Start of DATA SUPPLIED

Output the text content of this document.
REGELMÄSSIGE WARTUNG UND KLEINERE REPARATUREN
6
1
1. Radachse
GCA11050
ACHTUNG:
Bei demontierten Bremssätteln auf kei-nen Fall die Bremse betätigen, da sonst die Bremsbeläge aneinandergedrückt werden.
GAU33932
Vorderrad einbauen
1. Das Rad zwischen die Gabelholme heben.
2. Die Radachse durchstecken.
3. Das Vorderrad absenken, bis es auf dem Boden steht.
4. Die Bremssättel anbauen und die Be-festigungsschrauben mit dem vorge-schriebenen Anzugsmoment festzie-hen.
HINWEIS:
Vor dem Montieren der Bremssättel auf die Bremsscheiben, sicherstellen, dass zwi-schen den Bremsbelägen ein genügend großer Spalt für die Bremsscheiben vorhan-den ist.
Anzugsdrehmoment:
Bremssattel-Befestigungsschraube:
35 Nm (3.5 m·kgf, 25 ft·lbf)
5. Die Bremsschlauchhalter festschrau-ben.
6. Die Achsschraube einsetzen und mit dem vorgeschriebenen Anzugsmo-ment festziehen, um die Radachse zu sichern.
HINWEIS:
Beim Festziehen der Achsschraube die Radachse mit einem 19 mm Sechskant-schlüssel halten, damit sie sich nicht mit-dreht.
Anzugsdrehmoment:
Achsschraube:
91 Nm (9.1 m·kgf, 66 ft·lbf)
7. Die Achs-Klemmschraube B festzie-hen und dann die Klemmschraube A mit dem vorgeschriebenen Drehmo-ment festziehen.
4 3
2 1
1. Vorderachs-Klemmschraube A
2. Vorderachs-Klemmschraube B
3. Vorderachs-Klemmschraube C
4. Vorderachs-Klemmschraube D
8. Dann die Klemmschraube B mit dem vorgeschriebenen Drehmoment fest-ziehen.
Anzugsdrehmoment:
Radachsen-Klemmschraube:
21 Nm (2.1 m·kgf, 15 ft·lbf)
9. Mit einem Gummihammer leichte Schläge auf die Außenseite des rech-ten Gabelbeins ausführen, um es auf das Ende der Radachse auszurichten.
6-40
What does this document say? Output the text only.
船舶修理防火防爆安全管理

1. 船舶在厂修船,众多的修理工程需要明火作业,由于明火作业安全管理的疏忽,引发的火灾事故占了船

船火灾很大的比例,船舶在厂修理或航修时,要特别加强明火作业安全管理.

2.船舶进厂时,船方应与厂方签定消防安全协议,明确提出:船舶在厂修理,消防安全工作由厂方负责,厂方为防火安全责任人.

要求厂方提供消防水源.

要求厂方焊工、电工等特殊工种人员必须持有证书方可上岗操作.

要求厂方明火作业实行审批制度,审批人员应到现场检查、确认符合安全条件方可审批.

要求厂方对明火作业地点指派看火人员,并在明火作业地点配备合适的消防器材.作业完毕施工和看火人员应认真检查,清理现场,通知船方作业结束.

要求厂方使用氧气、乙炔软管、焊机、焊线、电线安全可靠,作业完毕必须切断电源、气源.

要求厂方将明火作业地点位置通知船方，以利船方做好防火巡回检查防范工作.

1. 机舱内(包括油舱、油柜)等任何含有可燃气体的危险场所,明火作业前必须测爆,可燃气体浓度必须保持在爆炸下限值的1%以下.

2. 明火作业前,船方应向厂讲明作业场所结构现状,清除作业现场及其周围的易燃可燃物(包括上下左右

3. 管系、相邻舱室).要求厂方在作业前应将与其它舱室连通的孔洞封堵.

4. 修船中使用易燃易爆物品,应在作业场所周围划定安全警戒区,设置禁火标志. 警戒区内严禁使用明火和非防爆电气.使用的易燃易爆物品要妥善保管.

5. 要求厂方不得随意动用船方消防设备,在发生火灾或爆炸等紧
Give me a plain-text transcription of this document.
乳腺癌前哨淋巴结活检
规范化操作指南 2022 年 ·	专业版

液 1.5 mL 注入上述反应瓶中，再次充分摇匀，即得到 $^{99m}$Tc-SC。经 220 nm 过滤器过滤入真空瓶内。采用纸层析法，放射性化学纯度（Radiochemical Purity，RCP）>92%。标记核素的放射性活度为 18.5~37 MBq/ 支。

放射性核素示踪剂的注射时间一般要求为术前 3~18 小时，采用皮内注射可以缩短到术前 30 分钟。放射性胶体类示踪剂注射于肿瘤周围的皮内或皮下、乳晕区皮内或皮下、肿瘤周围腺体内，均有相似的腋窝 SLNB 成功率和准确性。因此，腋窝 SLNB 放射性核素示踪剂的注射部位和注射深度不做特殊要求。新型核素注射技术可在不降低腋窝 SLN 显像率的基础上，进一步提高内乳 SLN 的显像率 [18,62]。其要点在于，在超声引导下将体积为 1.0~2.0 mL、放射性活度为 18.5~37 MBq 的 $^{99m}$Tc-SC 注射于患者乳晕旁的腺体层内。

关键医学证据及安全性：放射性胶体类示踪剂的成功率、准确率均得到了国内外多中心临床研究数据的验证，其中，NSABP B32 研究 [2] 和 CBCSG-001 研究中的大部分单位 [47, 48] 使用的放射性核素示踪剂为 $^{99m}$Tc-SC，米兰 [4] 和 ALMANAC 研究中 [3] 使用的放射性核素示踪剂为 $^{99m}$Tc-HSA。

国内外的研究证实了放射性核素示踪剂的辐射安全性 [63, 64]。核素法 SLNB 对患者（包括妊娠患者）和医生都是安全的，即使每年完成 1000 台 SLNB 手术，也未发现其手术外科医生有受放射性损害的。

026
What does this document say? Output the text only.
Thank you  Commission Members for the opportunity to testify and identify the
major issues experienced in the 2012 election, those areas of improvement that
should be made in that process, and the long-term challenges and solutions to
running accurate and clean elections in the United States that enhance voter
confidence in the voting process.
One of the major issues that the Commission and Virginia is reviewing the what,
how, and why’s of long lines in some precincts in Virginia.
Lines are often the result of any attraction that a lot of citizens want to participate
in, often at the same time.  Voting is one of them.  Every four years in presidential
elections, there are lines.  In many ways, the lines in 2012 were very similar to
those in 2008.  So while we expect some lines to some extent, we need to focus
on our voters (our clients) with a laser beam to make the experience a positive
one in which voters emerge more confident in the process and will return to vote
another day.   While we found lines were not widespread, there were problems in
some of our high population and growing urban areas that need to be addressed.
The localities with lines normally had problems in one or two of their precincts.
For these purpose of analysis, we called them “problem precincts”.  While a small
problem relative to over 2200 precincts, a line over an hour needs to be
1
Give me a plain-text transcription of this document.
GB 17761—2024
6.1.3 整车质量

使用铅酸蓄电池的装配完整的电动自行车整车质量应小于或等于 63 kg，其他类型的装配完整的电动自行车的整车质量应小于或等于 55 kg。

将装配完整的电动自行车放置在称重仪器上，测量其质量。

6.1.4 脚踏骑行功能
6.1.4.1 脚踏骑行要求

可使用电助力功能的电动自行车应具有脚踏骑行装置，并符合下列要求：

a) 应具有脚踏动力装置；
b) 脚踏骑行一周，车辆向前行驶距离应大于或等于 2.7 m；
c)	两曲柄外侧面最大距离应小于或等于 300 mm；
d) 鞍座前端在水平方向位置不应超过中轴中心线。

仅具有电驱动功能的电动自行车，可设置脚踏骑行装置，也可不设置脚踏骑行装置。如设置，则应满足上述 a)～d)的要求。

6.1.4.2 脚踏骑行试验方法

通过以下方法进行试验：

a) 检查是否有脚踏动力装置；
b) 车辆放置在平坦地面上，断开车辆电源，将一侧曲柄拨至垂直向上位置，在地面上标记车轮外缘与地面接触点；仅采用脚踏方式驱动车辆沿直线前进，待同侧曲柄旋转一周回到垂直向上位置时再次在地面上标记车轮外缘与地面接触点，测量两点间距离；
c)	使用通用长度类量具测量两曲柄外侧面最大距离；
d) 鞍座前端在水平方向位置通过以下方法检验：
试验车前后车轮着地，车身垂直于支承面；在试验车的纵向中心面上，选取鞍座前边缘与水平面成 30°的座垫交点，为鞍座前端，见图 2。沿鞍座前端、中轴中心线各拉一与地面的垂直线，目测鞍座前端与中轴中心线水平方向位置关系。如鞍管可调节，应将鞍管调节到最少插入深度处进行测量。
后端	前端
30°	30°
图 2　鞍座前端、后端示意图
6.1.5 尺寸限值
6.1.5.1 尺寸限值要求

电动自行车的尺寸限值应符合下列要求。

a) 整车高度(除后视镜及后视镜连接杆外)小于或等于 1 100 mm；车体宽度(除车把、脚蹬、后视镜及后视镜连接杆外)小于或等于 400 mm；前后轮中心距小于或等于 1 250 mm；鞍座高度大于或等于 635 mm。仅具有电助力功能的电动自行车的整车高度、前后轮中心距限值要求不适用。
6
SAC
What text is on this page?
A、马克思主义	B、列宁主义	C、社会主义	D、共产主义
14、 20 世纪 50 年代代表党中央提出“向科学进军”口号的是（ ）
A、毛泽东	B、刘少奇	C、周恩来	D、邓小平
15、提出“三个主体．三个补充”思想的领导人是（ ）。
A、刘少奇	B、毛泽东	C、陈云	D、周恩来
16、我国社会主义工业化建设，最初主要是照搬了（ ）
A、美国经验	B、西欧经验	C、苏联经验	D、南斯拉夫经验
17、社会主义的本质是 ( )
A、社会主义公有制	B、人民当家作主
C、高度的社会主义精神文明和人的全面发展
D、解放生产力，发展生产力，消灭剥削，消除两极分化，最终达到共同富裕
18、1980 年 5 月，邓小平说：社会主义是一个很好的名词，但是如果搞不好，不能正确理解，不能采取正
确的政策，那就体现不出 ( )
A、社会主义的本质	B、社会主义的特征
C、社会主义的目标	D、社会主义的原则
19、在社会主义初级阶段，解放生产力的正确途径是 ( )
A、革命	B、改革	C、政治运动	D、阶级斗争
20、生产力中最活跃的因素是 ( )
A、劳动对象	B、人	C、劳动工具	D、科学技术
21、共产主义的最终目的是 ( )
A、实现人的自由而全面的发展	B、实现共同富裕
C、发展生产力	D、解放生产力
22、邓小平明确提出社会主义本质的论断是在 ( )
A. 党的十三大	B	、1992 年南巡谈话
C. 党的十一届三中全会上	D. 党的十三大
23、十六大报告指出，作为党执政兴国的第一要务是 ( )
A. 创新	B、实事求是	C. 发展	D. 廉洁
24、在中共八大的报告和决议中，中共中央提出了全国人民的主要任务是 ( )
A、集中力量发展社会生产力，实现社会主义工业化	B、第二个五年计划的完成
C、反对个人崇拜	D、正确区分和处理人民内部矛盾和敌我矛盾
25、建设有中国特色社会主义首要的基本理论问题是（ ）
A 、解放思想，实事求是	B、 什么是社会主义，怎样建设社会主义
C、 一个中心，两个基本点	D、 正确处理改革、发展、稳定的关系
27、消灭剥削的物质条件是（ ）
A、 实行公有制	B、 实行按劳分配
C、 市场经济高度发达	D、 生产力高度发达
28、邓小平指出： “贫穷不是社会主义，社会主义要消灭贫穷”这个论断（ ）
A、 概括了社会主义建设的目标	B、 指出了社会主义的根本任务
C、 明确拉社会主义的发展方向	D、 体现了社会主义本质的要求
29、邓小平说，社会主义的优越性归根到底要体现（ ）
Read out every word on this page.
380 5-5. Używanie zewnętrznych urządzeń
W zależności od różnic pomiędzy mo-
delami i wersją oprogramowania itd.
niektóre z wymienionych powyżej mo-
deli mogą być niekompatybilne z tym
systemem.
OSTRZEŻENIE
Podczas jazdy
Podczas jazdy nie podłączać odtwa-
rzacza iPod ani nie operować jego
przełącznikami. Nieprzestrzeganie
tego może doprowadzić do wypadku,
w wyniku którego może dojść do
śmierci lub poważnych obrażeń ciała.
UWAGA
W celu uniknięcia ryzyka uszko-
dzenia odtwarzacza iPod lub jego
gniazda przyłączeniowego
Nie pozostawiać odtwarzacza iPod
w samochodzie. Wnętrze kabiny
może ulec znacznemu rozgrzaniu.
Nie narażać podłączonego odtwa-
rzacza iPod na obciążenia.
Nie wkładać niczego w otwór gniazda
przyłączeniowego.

End of DATA SUPPLIED

WHAT IS EXPECTED - Using the records above, gather all lines where the string "może" is present.

SOLUTION FOR THIS EXERCISE -
tego może doprowadzić do wypadku,
w wyniku którego może dojść do
może ulec znacznemu rozgrzaniu.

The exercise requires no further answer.